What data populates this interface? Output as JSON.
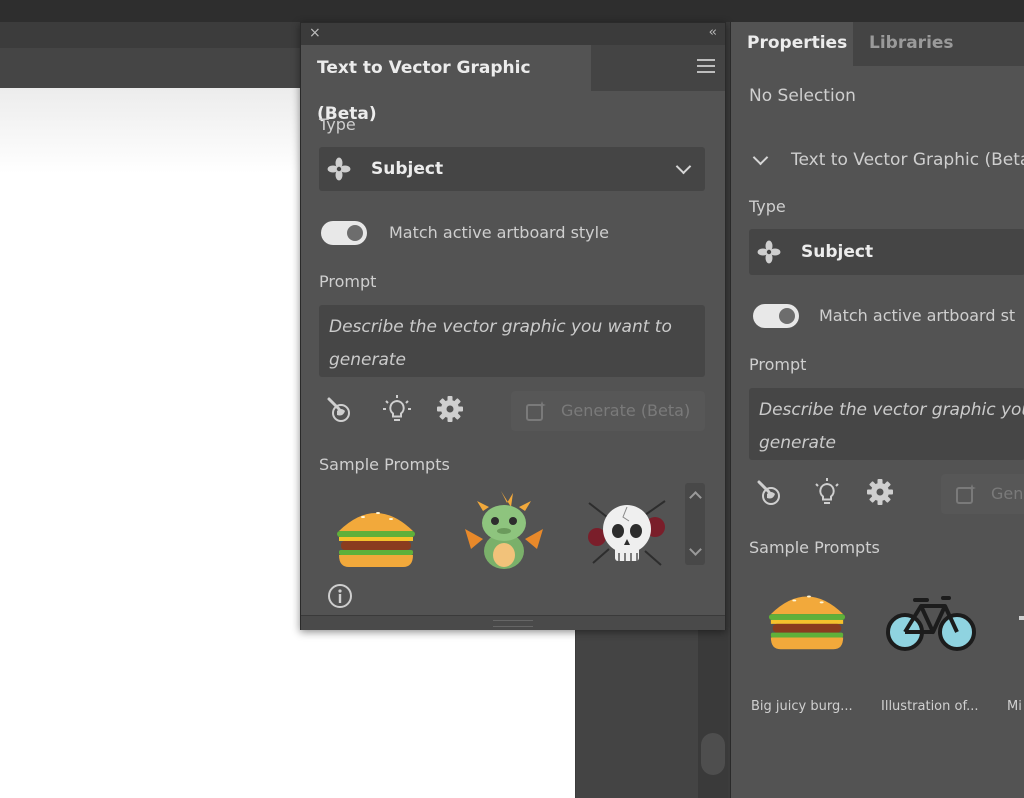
{
  "float_panel": {
    "close_glyph": "×",
    "collapse_glyph": "‹‹",
    "tab_title": "Text to Vector Graphic (Beta)",
    "type_label": "Type",
    "type_value": "Subject",
    "match_style_label": "Match active artboard style",
    "match_style_on": true,
    "prompt_label": "Prompt",
    "prompt_placeholder_line1": "Describe the vector graphic you want to",
    "prompt_placeholder_line2": "generate",
    "generate_label": "Generate (Beta)",
    "sample_prompts_label": "Sample Prompts",
    "sample_icons": [
      "burger-image",
      "dragon-image",
      "skull-image"
    ]
  },
  "props_panel": {
    "tabs": [
      "Properties",
      "Libraries"
    ],
    "no_selection": "No Selection",
    "section_title": "Text to Vector Graphic (Beta",
    "type_label": "Type",
    "type_value": "Subject",
    "match_style_label": "Match active artboard st",
    "prompt_label": "Prompt",
    "prompt_placeholder_line1": "Describe the vector graphic you w",
    "prompt_placeholder_line2": "generate",
    "generate_label": "Gen",
    "sample_prompts_label": "Sample Prompts",
    "samples": [
      {
        "caption": "Big juicy burg...",
        "icon": "burger-image"
      },
      {
        "caption": "Illustration of...",
        "icon": "bicycle-image"
      },
      {
        "caption": "Mi",
        "icon": "partial-image"
      }
    ]
  },
  "colors": {
    "panel_bg": "#535353",
    "panel_dark": "#444444",
    "artboard": "#ffffff",
    "toggle_on": "#e8e8e8"
  }
}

**TASK GOAL**
Exclude the pictures, and transcribe all of the material exactly.

**EXPECTED ANSWER**
What data populates this interface? Output as JSON.
{
  "float_panel": {
    "close_glyph": "×",
    "collapse_glyph": "‹‹",
    "tab_title": "Text to Vector Graphic (Beta)",
    "type_label": "Type",
    "type_value": "Subject",
    "match_style_label": "Match active artboard style",
    "match_style_on": true,
    "prompt_label": "Prompt",
    "prompt_placeholder_line1": "Describe the vector graphic you want to",
    "prompt_placeholder_line2": "generate",
    "generate_label": "Generate (Beta)",
    "sample_prompts_label": "Sample Prompts",
    "sample_icons": [
      "burger-image",
      "dragon-image",
      "skull-image"
    ]
  },
  "props_panel": {
    "tabs": [
      "Properties",
      "Libraries"
    ],
    "no_selection": "No Selection",
    "section_title": "Text to Vector Graphic (Beta",
    "type_label": "Type",
    "type_value": "Subject",
    "match_style_label": "Match active artboard st",
    "prompt_label": "Prompt",
    "prompt_placeholder_line1": "Describe the vector graphic you w",
    "prompt_placeholder_line2": "generate",
    "generate_label": "Gen",
    "sample_prompts_label": "Sample Prompts",
    "samples": [
      {
        "caption": "Big juicy burg...",
        "icon": "burger-image"
      },
      {
        "caption": "Illustration of...",
        "icon": "bicycle-image"
      },
      {
        "caption": "Mi",
        "icon": "partial-image"
      }
    ]
  },
  "colors": {
    "panel_bg": "#535353",
    "panel_dark": "#444444",
    "artboard": "#ffffff",
    "toggle_on": "#e8e8e8"
  }
}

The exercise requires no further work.